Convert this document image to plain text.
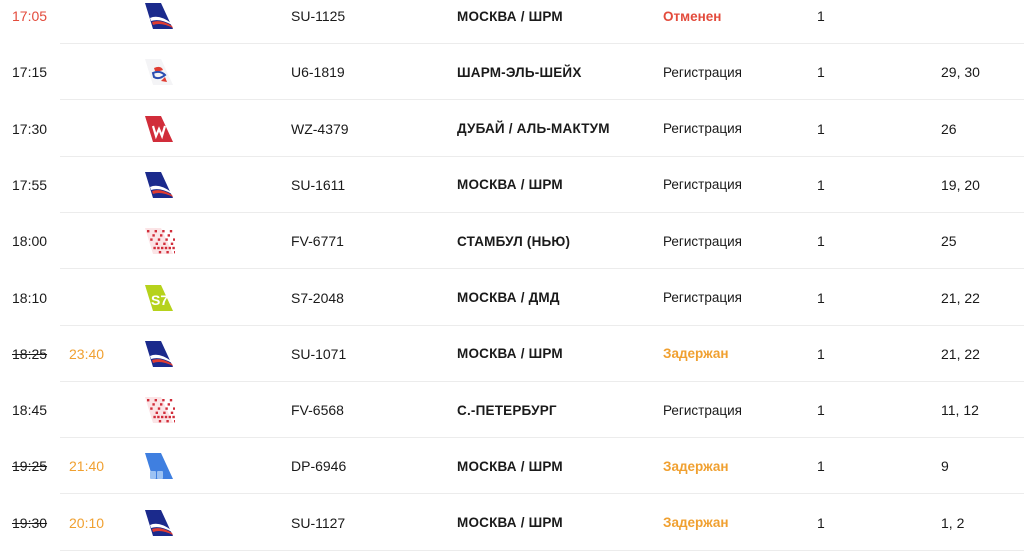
17:05	SU-1125	МОСКВА / ШРМ	Отменен	1
17:15	U6-1819	ШАРМ-ЭЛЬ-ШЕЙХ	Регистрация	1	29, 30
17:30	WZ-4379	ДУБАЙ / АЛЬ-МАКТУМ	Регистрация	1	26
17:55	SU-1611	МОСКВА / ШРМ	Регистрация	1	19, 20
18:00	FV-6771	СТАМБУЛ (НЬЮ)	Регистрация	1	25
18:10	S7	S7-2048	МОСКВА / ДМД	Регистрация	1	21, 22
18:25	23:40	SU-1071	МОСКВА / ШРМ	Задержан	1	21, 22
18:45	FV-6568	С.-ПЕТЕРБУРГ	Регистрация	1	11, 12
19:25	21:40	DP-6946	МОСКВА / ШРМ	Задержан	1	9
19:30	20:10	SU-1127	МОСКВА / ШРМ	Задержан	1	1, 2
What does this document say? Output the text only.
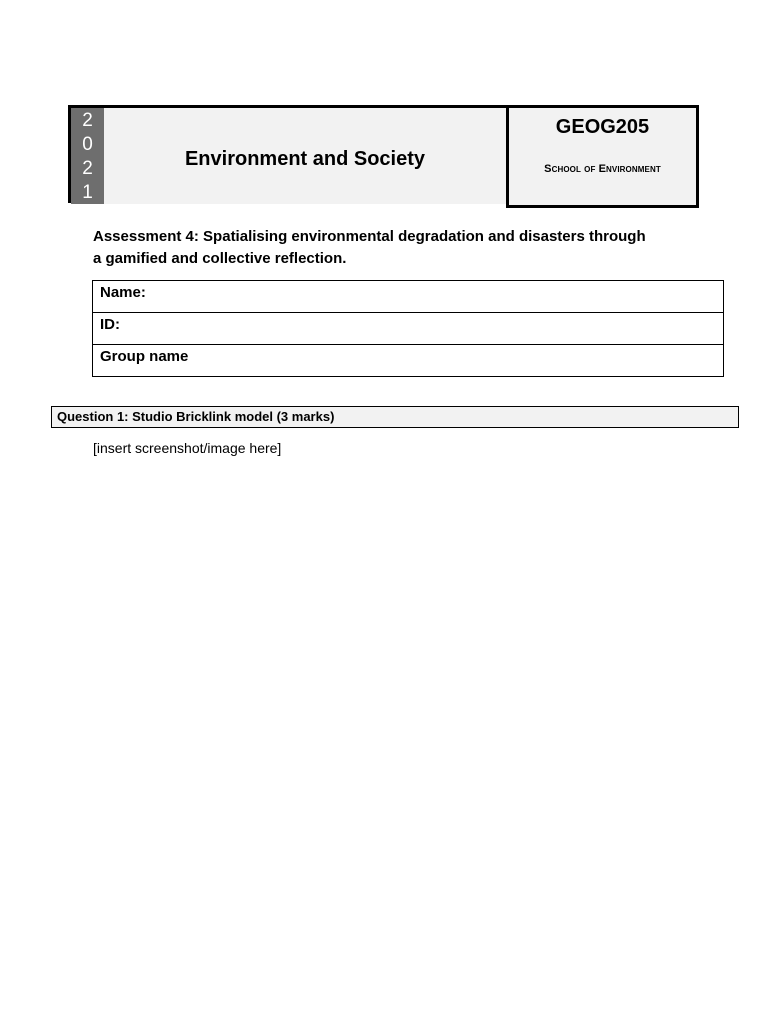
2
0
2
1
Environment and Society
GEOG205
School of Environment
Assessment 4: Spatialising environmental degradation and disasters through
a gamified and collective reflection.
Name:
ID:
Group name
Question 1: Studio Bricklink model (3 marks)
[insert screenshot/image here]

──────────────────────────────

EXERCISE DETAILS -
Locate the string "image" in the listing above and copy every line where it occurs.

RIGHT ANSWER -
Convert this document image to plain text.
[insert screenshot/image here]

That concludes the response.